▶ Goal: Can you retype every one of the lines below character for character, changing nothing?

▶ Data shown:

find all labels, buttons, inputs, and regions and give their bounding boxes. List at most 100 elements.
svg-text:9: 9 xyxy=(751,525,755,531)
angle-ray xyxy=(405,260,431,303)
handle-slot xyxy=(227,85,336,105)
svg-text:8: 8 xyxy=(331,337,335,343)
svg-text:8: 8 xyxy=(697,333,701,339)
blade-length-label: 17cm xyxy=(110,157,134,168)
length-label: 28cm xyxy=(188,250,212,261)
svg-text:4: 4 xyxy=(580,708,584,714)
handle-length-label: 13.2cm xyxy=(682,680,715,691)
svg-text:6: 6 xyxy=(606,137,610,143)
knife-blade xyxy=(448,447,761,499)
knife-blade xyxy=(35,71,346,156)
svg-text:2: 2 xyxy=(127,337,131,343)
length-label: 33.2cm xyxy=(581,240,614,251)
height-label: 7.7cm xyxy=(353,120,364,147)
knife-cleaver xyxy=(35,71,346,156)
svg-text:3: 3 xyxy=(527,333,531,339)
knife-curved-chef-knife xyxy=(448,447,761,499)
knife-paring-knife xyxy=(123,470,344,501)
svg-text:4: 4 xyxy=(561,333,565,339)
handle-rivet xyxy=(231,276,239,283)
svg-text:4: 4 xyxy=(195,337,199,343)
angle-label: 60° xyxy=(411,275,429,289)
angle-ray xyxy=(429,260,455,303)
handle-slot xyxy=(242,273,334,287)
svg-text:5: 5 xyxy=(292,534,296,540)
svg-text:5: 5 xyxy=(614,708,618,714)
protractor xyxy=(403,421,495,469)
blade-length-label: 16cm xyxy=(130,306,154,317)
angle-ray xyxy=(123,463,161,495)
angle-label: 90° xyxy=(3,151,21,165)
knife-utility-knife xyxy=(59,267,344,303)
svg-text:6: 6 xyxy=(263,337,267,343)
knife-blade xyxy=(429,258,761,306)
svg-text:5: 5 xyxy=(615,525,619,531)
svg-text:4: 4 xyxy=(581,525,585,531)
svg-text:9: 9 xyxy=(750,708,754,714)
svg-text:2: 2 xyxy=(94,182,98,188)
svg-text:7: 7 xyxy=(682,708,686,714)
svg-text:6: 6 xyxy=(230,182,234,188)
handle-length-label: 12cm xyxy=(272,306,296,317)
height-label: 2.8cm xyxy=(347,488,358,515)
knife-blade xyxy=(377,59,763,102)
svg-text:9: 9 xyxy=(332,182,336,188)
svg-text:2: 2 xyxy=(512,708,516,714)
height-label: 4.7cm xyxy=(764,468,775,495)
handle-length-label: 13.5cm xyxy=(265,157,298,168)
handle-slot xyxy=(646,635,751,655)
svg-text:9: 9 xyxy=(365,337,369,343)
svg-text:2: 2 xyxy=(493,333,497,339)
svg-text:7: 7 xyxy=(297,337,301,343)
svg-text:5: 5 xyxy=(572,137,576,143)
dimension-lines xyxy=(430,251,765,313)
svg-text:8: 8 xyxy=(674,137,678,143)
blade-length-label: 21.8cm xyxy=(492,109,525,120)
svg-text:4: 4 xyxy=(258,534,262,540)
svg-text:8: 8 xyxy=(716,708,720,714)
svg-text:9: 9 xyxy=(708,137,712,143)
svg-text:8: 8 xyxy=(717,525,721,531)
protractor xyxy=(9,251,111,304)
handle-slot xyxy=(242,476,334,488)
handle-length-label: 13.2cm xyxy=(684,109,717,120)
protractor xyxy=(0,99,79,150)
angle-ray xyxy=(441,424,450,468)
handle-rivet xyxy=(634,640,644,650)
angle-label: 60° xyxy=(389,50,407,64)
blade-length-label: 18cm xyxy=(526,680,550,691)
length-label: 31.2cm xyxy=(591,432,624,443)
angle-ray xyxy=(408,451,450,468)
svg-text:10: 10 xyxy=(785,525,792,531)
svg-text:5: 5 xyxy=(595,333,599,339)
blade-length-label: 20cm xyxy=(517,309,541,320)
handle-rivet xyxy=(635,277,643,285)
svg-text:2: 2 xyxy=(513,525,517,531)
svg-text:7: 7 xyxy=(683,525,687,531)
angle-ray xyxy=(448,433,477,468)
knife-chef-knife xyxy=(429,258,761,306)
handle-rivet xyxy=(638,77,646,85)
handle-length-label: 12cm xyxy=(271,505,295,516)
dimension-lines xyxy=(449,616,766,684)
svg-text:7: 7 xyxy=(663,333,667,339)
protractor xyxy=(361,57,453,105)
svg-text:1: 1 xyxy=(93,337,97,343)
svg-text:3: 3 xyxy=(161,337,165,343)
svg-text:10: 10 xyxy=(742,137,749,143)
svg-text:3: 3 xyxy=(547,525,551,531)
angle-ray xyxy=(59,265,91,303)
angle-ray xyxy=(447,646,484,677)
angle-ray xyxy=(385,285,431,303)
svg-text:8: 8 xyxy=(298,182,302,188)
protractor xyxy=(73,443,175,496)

▶ Correct result:
find all labels, buttons, inputs, and regions and give their bounding boxes. List at most 100 elements.
svg-text:9: 9 xyxy=(751,525,755,531)
angle-ray xyxy=(405,260,431,303)
handle-slot xyxy=(227,85,336,105)
svg-text:8: 8 xyxy=(331,337,335,343)
svg-text:8: 8 xyxy=(697,333,701,339)
blade-length-label: 17cm xyxy=(110,157,134,168)
length-label: 28cm xyxy=(188,250,212,261)
svg-text:4: 4 xyxy=(580,708,584,714)
handle-length-label: 13.2cm xyxy=(682,680,715,691)
svg-text:6: 6 xyxy=(606,137,610,143)
knife-blade xyxy=(448,447,761,499)
knife-blade xyxy=(35,71,346,156)
svg-text:2: 2 xyxy=(127,337,131,343)
length-label: 33.2cm xyxy=(581,240,614,251)
height-label: 7.7cm xyxy=(353,120,364,147)
knife-cleaver xyxy=(35,71,346,156)
svg-text:3: 3 xyxy=(527,333,531,339)
knife-curved-chef-knife xyxy=(448,447,761,499)
knife-paring-knife xyxy=(123,470,344,501)
svg-text:4: 4 xyxy=(561,333,565,339)
handle-rivet xyxy=(231,276,239,283)
svg-text:4: 4 xyxy=(195,337,199,343)
angle-label: 60° xyxy=(411,275,429,289)
angle-ray xyxy=(429,260,455,303)
handle-slot xyxy=(242,273,334,287)
svg-text:5: 5 xyxy=(292,534,296,540)
svg-text:5: 5 xyxy=(614,708,618,714)
protractor xyxy=(403,421,495,469)
blade-length-label: 16cm xyxy=(130,306,154,317)
angle-ray xyxy=(123,463,161,495)
angle-label: 90° xyxy=(3,151,21,165)
knife-utility-knife xyxy=(59,267,344,303)
svg-text:6: 6 xyxy=(263,337,267,343)
knife-blade xyxy=(429,258,761,306)
svg-text:5: 5 xyxy=(615,525,619,531)
svg-text:4: 4 xyxy=(581,525,585,531)
svg-text:9: 9 xyxy=(750,708,754,714)
svg-text:2: 2 xyxy=(94,182,98,188)
svg-text:7: 7 xyxy=(682,708,686,714)
svg-text:6: 6 xyxy=(230,182,234,188)
handle-length-label: 12cm xyxy=(272,306,296,317)
height-label: 2.8cm xyxy=(347,488,358,515)
knife-blade xyxy=(377,59,763,102)
svg-text:9: 9 xyxy=(332,182,336,188)
svg-text:2: 2 xyxy=(512,708,516,714)
height-label: 4.7cm xyxy=(764,468,775,495)
handle-length-label: 13.5cm xyxy=(265,157,298,168)
handle-slot xyxy=(646,635,751,655)
svg-text:9: 9 xyxy=(365,337,369,343)
svg-text:2: 2 xyxy=(493,333,497,339)
svg-text:7: 7 xyxy=(297,337,301,343)
svg-text:5: 5 xyxy=(572,137,576,143)
dimension-lines xyxy=(430,251,765,313)
svg-text:8: 8 xyxy=(674,137,678,143)
blade-length-label: 21.8cm xyxy=(492,109,525,120)
svg-text:4: 4 xyxy=(258,534,262,540)
svg-text:8: 8 xyxy=(716,708,720,714)
svg-text:9: 9 xyxy=(708,137,712,143)
svg-text:8: 8 xyxy=(717,525,721,531)
protractor xyxy=(9,251,111,304)
handle-slot xyxy=(242,476,334,488)
handle-length-label: 13.2cm xyxy=(684,109,717,120)
protractor xyxy=(0,99,79,150)
angle-ray xyxy=(441,424,450,468)
handle-rivet xyxy=(634,640,644,650)
angle-label: 60° xyxy=(389,50,407,64)
blade-length-label: 18cm xyxy=(526,680,550,691)
length-label: 31.2cm xyxy=(591,432,624,443)
angle-ray xyxy=(408,451,450,468)
svg-text:10: 10 xyxy=(785,525,792,531)
svg-text:5: 5 xyxy=(595,333,599,339)
blade-length-label: 20cm xyxy=(517,309,541,320)
handle-rivet xyxy=(635,277,643,285)
svg-text:2: 2 xyxy=(513,525,517,531)
svg-text:7: 7 xyxy=(683,525,687,531)
angle-ray xyxy=(448,433,477,468)
knife-chef-knife xyxy=(429,258,761,306)
handle-rivet xyxy=(638,77,646,85)
handle-length-label: 12cm xyxy=(271,505,295,516)
dimension-lines xyxy=(449,616,766,684)
svg-text:7: 7 xyxy=(663,333,667,339)
protractor xyxy=(361,57,453,105)
svg-text:1: 1 xyxy=(93,337,97,343)
svg-text:3: 3 xyxy=(161,337,165,343)
svg-text:10: 10 xyxy=(742,137,749,143)
svg-text:3: 3 xyxy=(547,525,551,531)
angle-ray xyxy=(59,265,91,303)
angle-ray xyxy=(447,646,484,677)
angle-ray xyxy=(385,285,431,303)
svg-text:8: 8 xyxy=(298,182,302,188)
protractor xyxy=(73,443,175,496)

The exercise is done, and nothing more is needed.